*What the task requires:* Every line of the material is to be quoted verbatim, minus the pictures.

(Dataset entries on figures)
____________________

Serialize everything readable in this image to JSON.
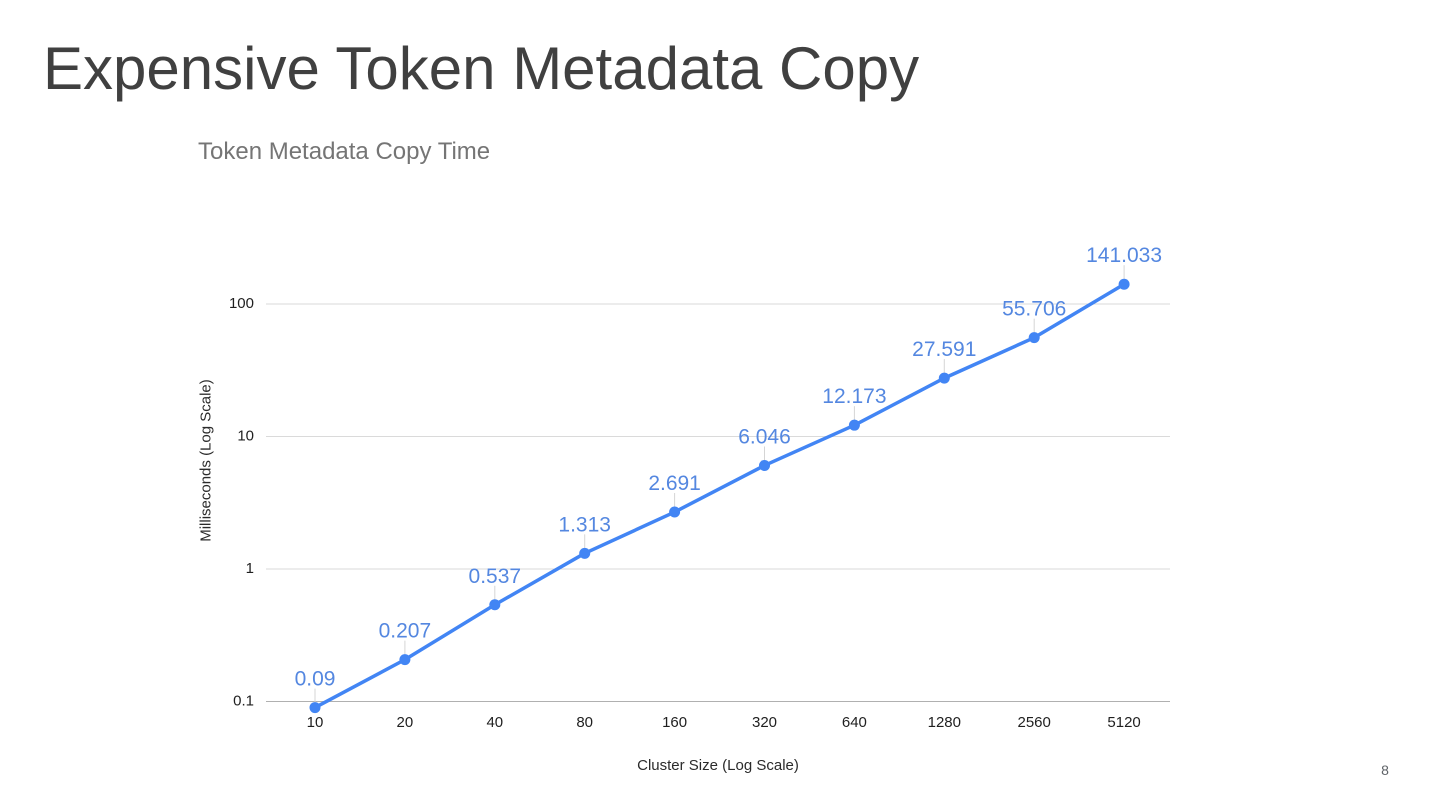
{
  "slide": {
    "title": "Expensive Token Metadata Copy",
    "page_number": "8"
  },
  "chart": {
    "title": "Token Metadata Copy Time"
  },
  "chart_data": {
    "type": "line",
    "title": "Token Metadata Copy Time",
    "xlabel": "Cluster Size (Log Scale)",
    "ylabel": "Milliseconds (Log Scale)",
    "x": [
      10,
      20,
      40,
      80,
      160,
      320,
      640,
      1280,
      2560,
      5120
    ],
    "x_tick_labels": [
      "10",
      "20",
      "40",
      "80",
      "160",
      "320",
      "640",
      "1280",
      "2560",
      "5120"
    ],
    "values": [
      0.09,
      0.207,
      0.537,
      1.313,
      2.691,
      6.046,
      12.173,
      27.591,
      55.706,
      141.033
    ],
    "data_labels": [
      "0.09",
      "0.207",
      "0.537",
      "1.313",
      "2.691",
      "6.046",
      "12.173",
      "27.591",
      "55.706",
      "141.033"
    ],
    "x_scale": "log",
    "y_scale": "log",
    "y_ticks": [
      0.1,
      1,
      10,
      100
    ],
    "y_tick_labels": [
      "0.1",
      "1",
      "10",
      "100"
    ],
    "ylim": [
      0.1,
      300
    ],
    "grid": true,
    "legend_position": "none",
    "series_color": "#4285f4",
    "data_label_color": "#5487e0",
    "gridline_color": "#dadada",
    "axis_line_color": "#b0b0b0",
    "tick_label_color": "#1f1f1f"
  }
}
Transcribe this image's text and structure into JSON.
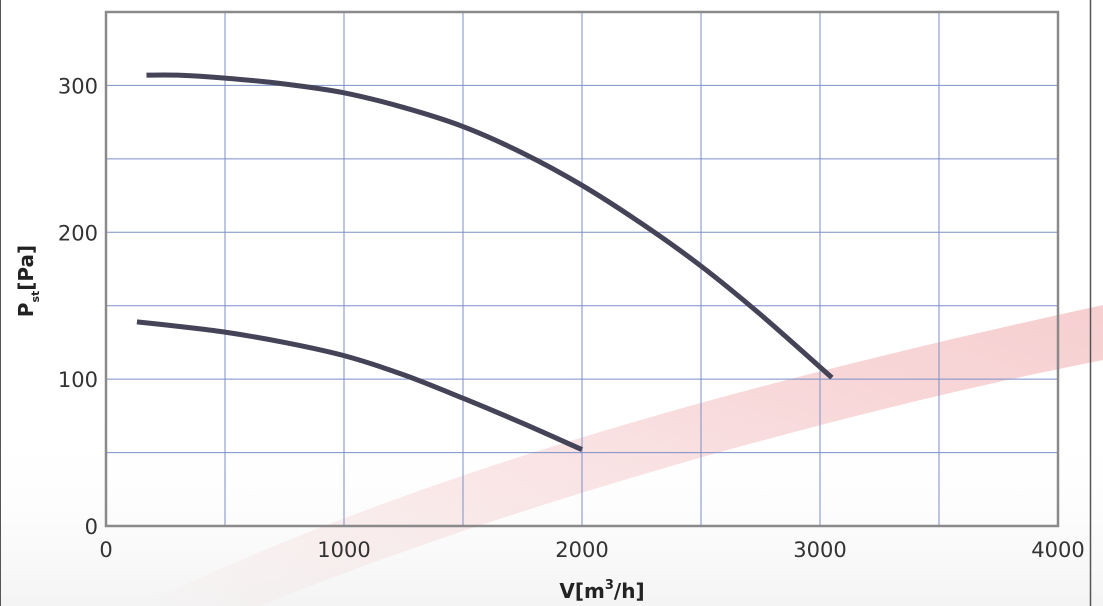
{
  "chart_data": {
    "type": "line",
    "xlabel": {
      "main": "V[m",
      "sup": "3",
      "tail": "/h]"
    },
    "ylabel": {
      "main": "P",
      "sub": "st",
      "tail": "[Pa]"
    },
    "xlim": [
      0,
      4000
    ],
    "ylim": [
      0,
      350
    ],
    "x_ticks": [
      0,
      1000,
      2000,
      3000,
      4000
    ],
    "x_tick_labels": [
      "0",
      "1000",
      "2000",
      "3000",
      "4000"
    ],
    "y_ticks": [
      0,
      100,
      200,
      300
    ],
    "y_tick_labels": [
      "0",
      "100",
      "200",
      "300"
    ],
    "grid": true,
    "grid_x_step": 500,
    "grid_y_step": 50,
    "colors": {
      "series": "#454357",
      "grid": "#7b8fc8",
      "frame": "#8a8a8a",
      "band": "#d7252b"
    },
    "series": [
      {
        "x": [
          170,
          300,
          500,
          750,
          1000,
          1250,
          1500,
          1750,
          2000,
          2250,
          2500,
          2750,
          3050
        ],
        "y": [
          307,
          307,
          305,
          301,
          295,
          285,
          272,
          254,
          232,
          206,
          177,
          144,
          101
        ]
      },
      {
        "x": [
          130,
          300,
          500,
          750,
          1000,
          1250,
          1500,
          1750,
          2000
        ],
        "y": [
          139,
          136,
          132,
          125,
          116,
          103,
          87,
          70,
          52
        ]
      }
    ]
  }
}
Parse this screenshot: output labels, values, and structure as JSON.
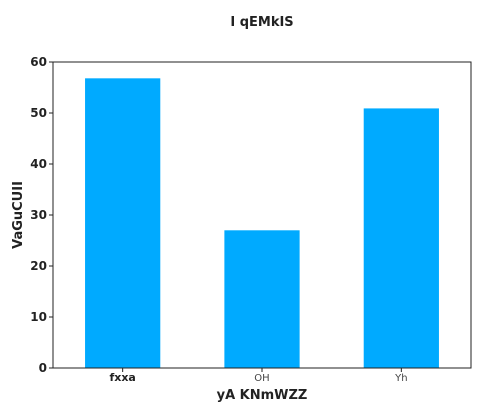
{
  "chart_data": {
    "type": "bar",
    "title": "I qEMkIS",
    "xlabel": "yA KNmWZZ",
    "ylabel": "VaGuCUII",
    "categories": [
      "fxxa",
      "OH",
      "Yh"
    ],
    "values": [
      56.8,
      27.0,
      50.9
    ],
    "ylim": [
      0,
      60
    ],
    "yticks": [
      0,
      10,
      20,
      30,
      40,
      50,
      60
    ],
    "grid": false,
    "bar_color": "#00aaff"
  }
}
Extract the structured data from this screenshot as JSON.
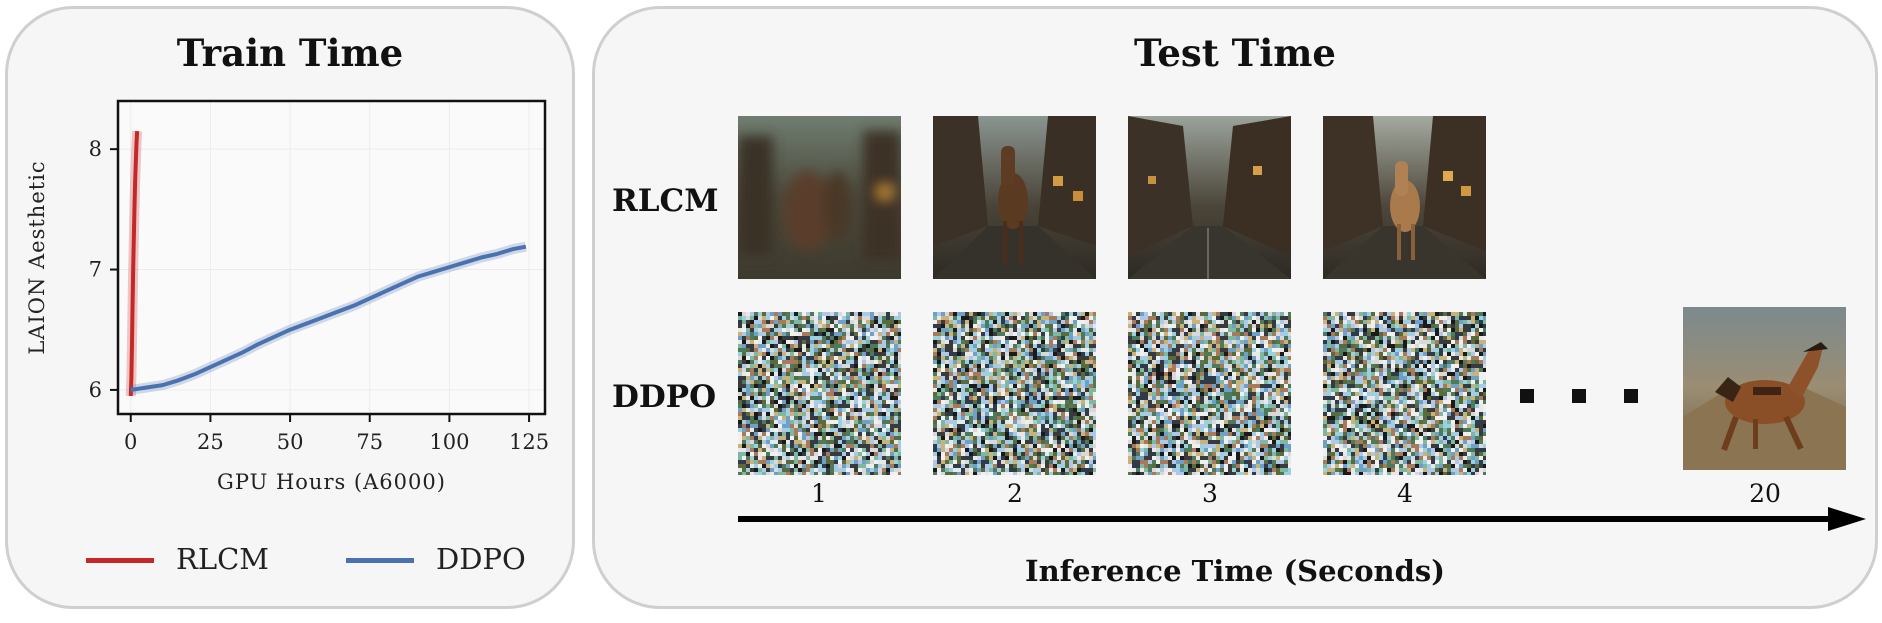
{
  "train_panel": {
    "title": "Train Time"
  },
  "chart_data": {
    "type": "line",
    "xlabel": "GPU Hours (A6000)",
    "ylabel": "LAION Aesthetic",
    "xlim": [
      -4,
      130
    ],
    "ylim": [
      5.8,
      8.4
    ],
    "xticks": [
      0,
      25,
      50,
      75,
      100,
      125
    ],
    "yticks": [
      6,
      7,
      8
    ],
    "grid": true,
    "legend_position": "bottom",
    "series": [
      {
        "name": "RLCM",
        "color": "#c62828",
        "x": [
          0,
          0.2,
          0.4,
          0.6,
          0.8,
          1.0,
          1.2,
          1.4,
          1.6,
          1.8,
          2.0
        ],
        "y": [
          5.95,
          6.1,
          6.4,
          6.75,
          7.05,
          7.3,
          7.55,
          7.75,
          7.9,
          8.05,
          8.15
        ]
      },
      {
        "name": "DDPO",
        "color": "#4a72b0",
        "x": [
          0,
          5,
          10,
          15,
          20,
          25,
          30,
          35,
          40,
          45,
          50,
          55,
          60,
          65,
          70,
          75,
          80,
          85,
          90,
          95,
          100,
          105,
          110,
          115,
          120,
          124
        ],
        "y": [
          6.0,
          6.02,
          6.04,
          6.08,
          6.13,
          6.19,
          6.25,
          6.31,
          6.38,
          6.44,
          6.5,
          6.55,
          6.6,
          6.65,
          6.7,
          6.76,
          6.82,
          6.88,
          6.94,
          6.98,
          7.02,
          7.06,
          7.1,
          7.13,
          7.17,
          7.19
        ]
      }
    ]
  },
  "test_panel": {
    "title": "Test Time",
    "rows": [
      "RLCM",
      "DDPO"
    ],
    "time_labels": [
      "1",
      "2",
      "3",
      "4",
      "20"
    ],
    "axis_label": "Inference Time (Seconds)"
  }
}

____________________

*Result for this task:*
Serialize everything readable in this image to JSON.
{
  "slide": {
    "title": "Expensive Token Metadata Copy",
    "page_number": "8"
  },
  "chart": {
    "title": "Token Metadata Copy Time"
  },
  "chart_data": {
    "type": "line",
    "title": "Token Metadata Copy Time",
    "xlabel": "Cluster Size (Log Scale)",
    "ylabel": "Milliseconds (Log Scale)",
    "x": [
      10,
      20,
      40,
      80,
      160,
      320,
      640,
      1280,
      2560,
      5120
    ],
    "x_tick_labels": [
      "10",
      "20",
      "40",
      "80",
      "160",
      "320",
      "640",
      "1280",
      "2560",
      "5120"
    ],
    "values": [
      0.09,
      0.207,
      0.537,
      1.313,
      2.691,
      6.046,
      12.173,
      27.591,
      55.706,
      141.033
    ],
    "data_labels": [
      "0.09",
      "0.207",
      "0.537",
      "1.313",
      "2.691",
      "6.046",
      "12.173",
      "27.591",
      "55.706",
      "141.033"
    ],
    "x_scale": "log",
    "y_scale": "log",
    "y_ticks": [
      0.1,
      1,
      10,
      100
    ],
    "y_tick_labels": [
      "0.1",
      "1",
      "10",
      "100"
    ],
    "ylim": [
      0.1,
      300
    ],
    "grid": true,
    "legend_position": "none",
    "series_color": "#4285f4",
    "data_label_color": "#5487e0",
    "gridline_color": "#dadada",
    "axis_line_color": "#b0b0b0",
    "tick_label_color": "#1f1f1f"
  }
}
Transcribe this image's text and structure into JSON.
{
  "chart_data": {
    "type": "line",
    "xlabel": {
      "main": "V[m",
      "sup": "3",
      "tail": "/h]"
    },
    "ylabel": {
      "main": "P",
      "sub": "st",
      "tail": "[Pa]"
    },
    "xlim": [
      0,
      4000
    ],
    "ylim": [
      0,
      350
    ],
    "x_ticks": [
      0,
      1000,
      2000,
      3000,
      4000
    ],
    "x_tick_labels": [
      "0",
      "1000",
      "2000",
      "3000",
      "4000"
    ],
    "y_ticks": [
      0,
      100,
      200,
      300
    ],
    "y_tick_labels": [
      "0",
      "100",
      "200",
      "300"
    ],
    "grid": true,
    "grid_x_step": 500,
    "grid_y_step": 50,
    "colors": {
      "series": "#454357",
      "grid": "#7b8fc8",
      "frame": "#8a8a8a",
      "band": "#d7252b"
    },
    "series": [
      {
        "x": [
          170,
          300,
          500,
          750,
          1000,
          1250,
          1500,
          1750,
          2000,
          2250,
          2500,
          2750,
          3050
        ],
        "y": [
          307,
          307,
          305,
          301,
          295,
          285,
          272,
          254,
          232,
          206,
          177,
          144,
          101
        ]
      },
      {
        "x": [
          130,
          300,
          500,
          750,
          1000,
          1250,
          1500,
          1750,
          2000
        ],
        "y": [
          139,
          136,
          132,
          125,
          116,
          103,
          87,
          70,
          52
        ]
      }
    ]
  }
}
Parse this screenshot: output labels, values, and structure as JSON.
{
  "chart_data": {
    "type": "bar",
    "title": "I qEMkIS",
    "xlabel": "yA KNmWZZ",
    "ylabel": "VaGuCUII",
    "categories": [
      "fxxa",
      "OH",
      "Yh"
    ],
    "values": [
      56.8,
      27.0,
      50.9
    ],
    "ylim": [
      0,
      60
    ],
    "yticks": [
      0,
      10,
      20,
      30,
      40,
      50,
      60
    ],
    "grid": false,
    "bar_color": "#00aaff"
  }
}
Extract the structured data from this screenshot as JSON.
{
  "train_panel": {
    "title": "Train Time"
  },
  "chart_data": {
    "type": "line",
    "xlabel": "GPU Hours (A6000)",
    "ylabel": "LAION Aesthetic",
    "xlim": [
      -4,
      130
    ],
    "ylim": [
      5.8,
      8.4
    ],
    "xticks": [
      0,
      25,
      50,
      75,
      100,
      125
    ],
    "yticks": [
      6,
      7,
      8
    ],
    "grid": true,
    "legend_position": "bottom",
    "series": [
      {
        "name": "RLCM",
        "color": "#c62828",
        "x": [
          0,
          0.2,
          0.4,
          0.6,
          0.8,
          1.0,
          1.2,
          1.4,
          1.6,
          1.8,
          2.0
        ],
        "y": [
          5.95,
          6.1,
          6.4,
          6.75,
          7.05,
          7.3,
          7.55,
          7.75,
          7.9,
          8.05,
          8.15
        ]
      },
      {
        "name": "DDPO",
        "color": "#4a72b0",
        "x": [
          0,
          5,
          10,
          15,
          20,
          25,
          30,
          35,
          40,
          45,
          50,
          55,
          60,
          65,
          70,
          75,
          80,
          85,
          90,
          95,
          100,
          105,
          110,
          115,
          120,
          124
        ],
        "y": [
          6.0,
          6.02,
          6.04,
          6.08,
          6.13,
          6.19,
          6.25,
          6.31,
          6.38,
          6.44,
          6.5,
          6.55,
          6.6,
          6.65,
          6.7,
          6.76,
          6.82,
          6.88,
          6.94,
          6.98,
          7.02,
          7.06,
          7.1,
          7.13,
          7.17,
          7.19
        ]
      }
    ]
  },
  "test_panel": {
    "title": "Test Time",
    "rows": [
      "RLCM",
      "DDPO"
    ],
    "time_labels": [
      "1",
      "2",
      "3",
      "4",
      "20"
    ],
    "axis_label": "Inference Time (Seconds)"
  }
}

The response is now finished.